===== Listed records =====

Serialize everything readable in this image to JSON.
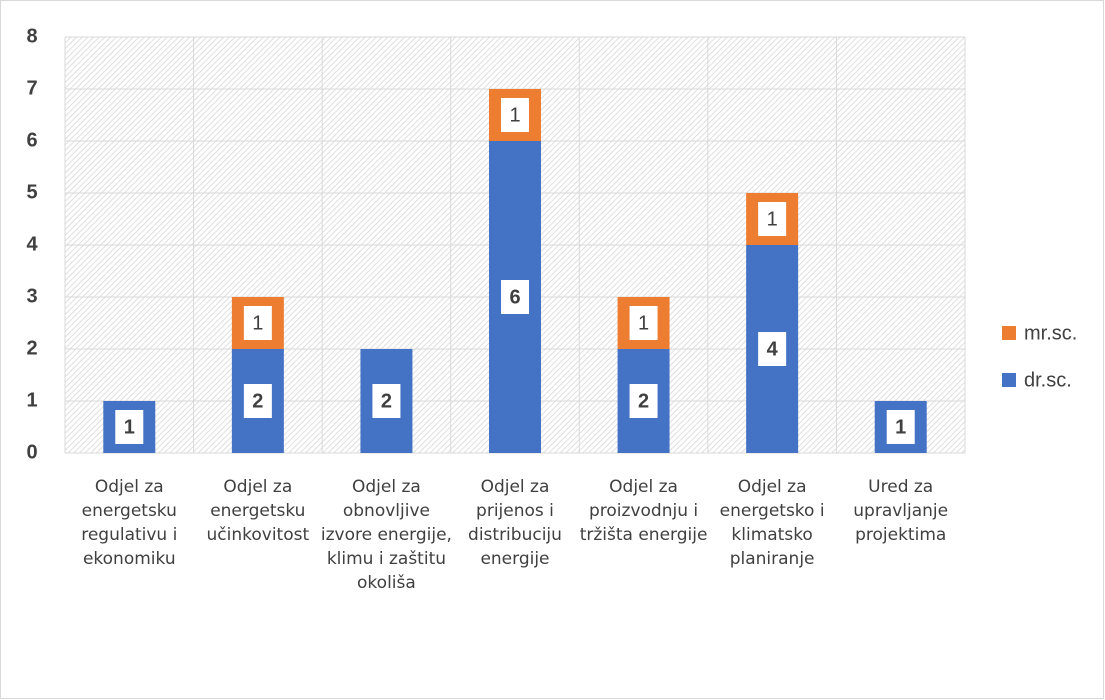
{
  "chart_data": {
    "type": "stacked_bar",
    "categories": [
      "Odjel za energetsku regulativu i ekonomiku",
      "Odjel za energetsku učinkovitost",
      "Odjel za obnovljive izvore energije, klimu i zaštitu okoliša",
      "Odjel za prijenos i distribuciju energije",
      "Odjel za proizvodnju i tržišta energije",
      "Odjel za energetsko i klimatsko planiranje",
      "Ured za upravljanje projektima"
    ],
    "series": [
      {
        "name": "dr.sc.",
        "color": "#4472c4",
        "values": [
          1,
          2,
          2,
          6,
          2,
          4,
          1
        ]
      },
      {
        "name": "mr.sc.",
        "color": "#ed7d31",
        "values": [
          null,
          1,
          null,
          1,
          1,
          1,
          null
        ]
      }
    ],
    "ylim": [
      0,
      8
    ],
    "yticks": [
      0,
      1,
      2,
      3,
      4,
      5,
      6,
      7,
      8
    ],
    "grid": true,
    "legend": "right"
  }
}
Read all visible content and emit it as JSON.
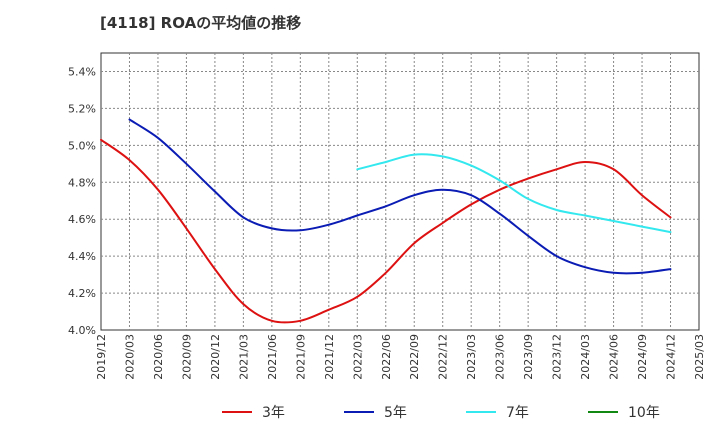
{
  "chart_data": {
    "type": "line",
    "title": "[4118]  ROAの平均値の推移",
    "xlabel": "",
    "ylabel": "",
    "ylim": [
      4.0,
      5.5
    ],
    "yticks": [
      "4.0%",
      "4.2%",
      "4.4%",
      "4.6%",
      "4.8%",
      "5.0%",
      "5.2%",
      "5.4%"
    ],
    "ytick_values": [
      4.0,
      4.2,
      4.4,
      4.6,
      4.8,
      5.0,
      5.2,
      5.4
    ],
    "x": [
      "2019/12",
      "2020/03",
      "2020/06",
      "2020/09",
      "2020/12",
      "2021/03",
      "2021/06",
      "2021/09",
      "2021/12",
      "2022/03",
      "2022/06",
      "2022/09",
      "2022/12",
      "2023/03",
      "2023/06",
      "2023/09",
      "2023/12",
      "2024/03",
      "2024/06",
      "2024/09",
      "2024/12",
      "2025/03"
    ],
    "grid": true,
    "legend_position": "bottom",
    "series": [
      {
        "name": "3年",
        "color": "#dd1111",
        "values": [
          5.03,
          4.92,
          4.76,
          4.55,
          4.33,
          4.14,
          4.05,
          4.05,
          4.11,
          4.18,
          4.31,
          4.47,
          4.58,
          4.68,
          4.76,
          4.82,
          4.87,
          4.91,
          4.87,
          4.73,
          4.61,
          null
        ]
      },
      {
        "name": "5年",
        "color": "#0a1cb4",
        "values": [
          null,
          5.14,
          5.04,
          4.9,
          4.75,
          4.61,
          4.55,
          4.54,
          4.57,
          4.62,
          4.67,
          4.73,
          4.76,
          4.73,
          4.63,
          4.51,
          4.4,
          4.34,
          4.31,
          4.31,
          4.33,
          null
        ]
      },
      {
        "name": "7年",
        "color": "#33e8ee",
        "values": [
          null,
          null,
          null,
          null,
          null,
          null,
          null,
          null,
          null,
          4.87,
          4.91,
          4.95,
          4.94,
          4.89,
          4.81,
          4.71,
          4.65,
          4.62,
          4.59,
          4.56,
          4.53,
          null
        ]
      },
      {
        "name": "10年",
        "color": "#118811",
        "values": [
          null,
          null,
          null,
          null,
          null,
          null,
          null,
          null,
          null,
          null,
          null,
          null,
          null,
          null,
          null,
          null,
          null,
          null,
          null,
          null,
          null,
          null
        ]
      }
    ]
  }
}
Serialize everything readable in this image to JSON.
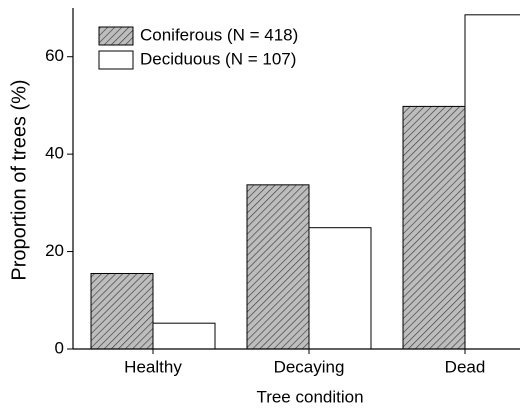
{
  "chart_data": {
    "type": "bar",
    "x_label": "Tree condition",
    "y_label": "Proportion of trees (%)",
    "categories": [
      "Healthy",
      "Decaying",
      "Dead"
    ],
    "series": [
      {
        "name": "Coniferous (N = 418)",
        "color": "#bdbdbd",
        "hatch": true,
        "values": [
          15.5,
          33.7,
          49.8
        ]
      },
      {
        "name": "Deciduous (N = 107)",
        "color": "#ffffff",
        "hatch": false,
        "values": [
          5.3,
          24.9,
          68.6
        ]
      }
    ],
    "ylim": [
      0,
      70
    ],
    "yticks": [
      0,
      20,
      40,
      60
    ],
    "legend": "upper left"
  }
}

=====

» **Objective**:
Show each line of the data that contains the string "color".

» **Task response**:
        "color": "#4472c4",
        "color": "#ed7d31",
        "color": "#dd1111",
        "color": "#0a1cb4",
        "color": "#33e8ee",
        "color": "#118811",
        "color": "#bdbdbd",
        "color": "#ffffff",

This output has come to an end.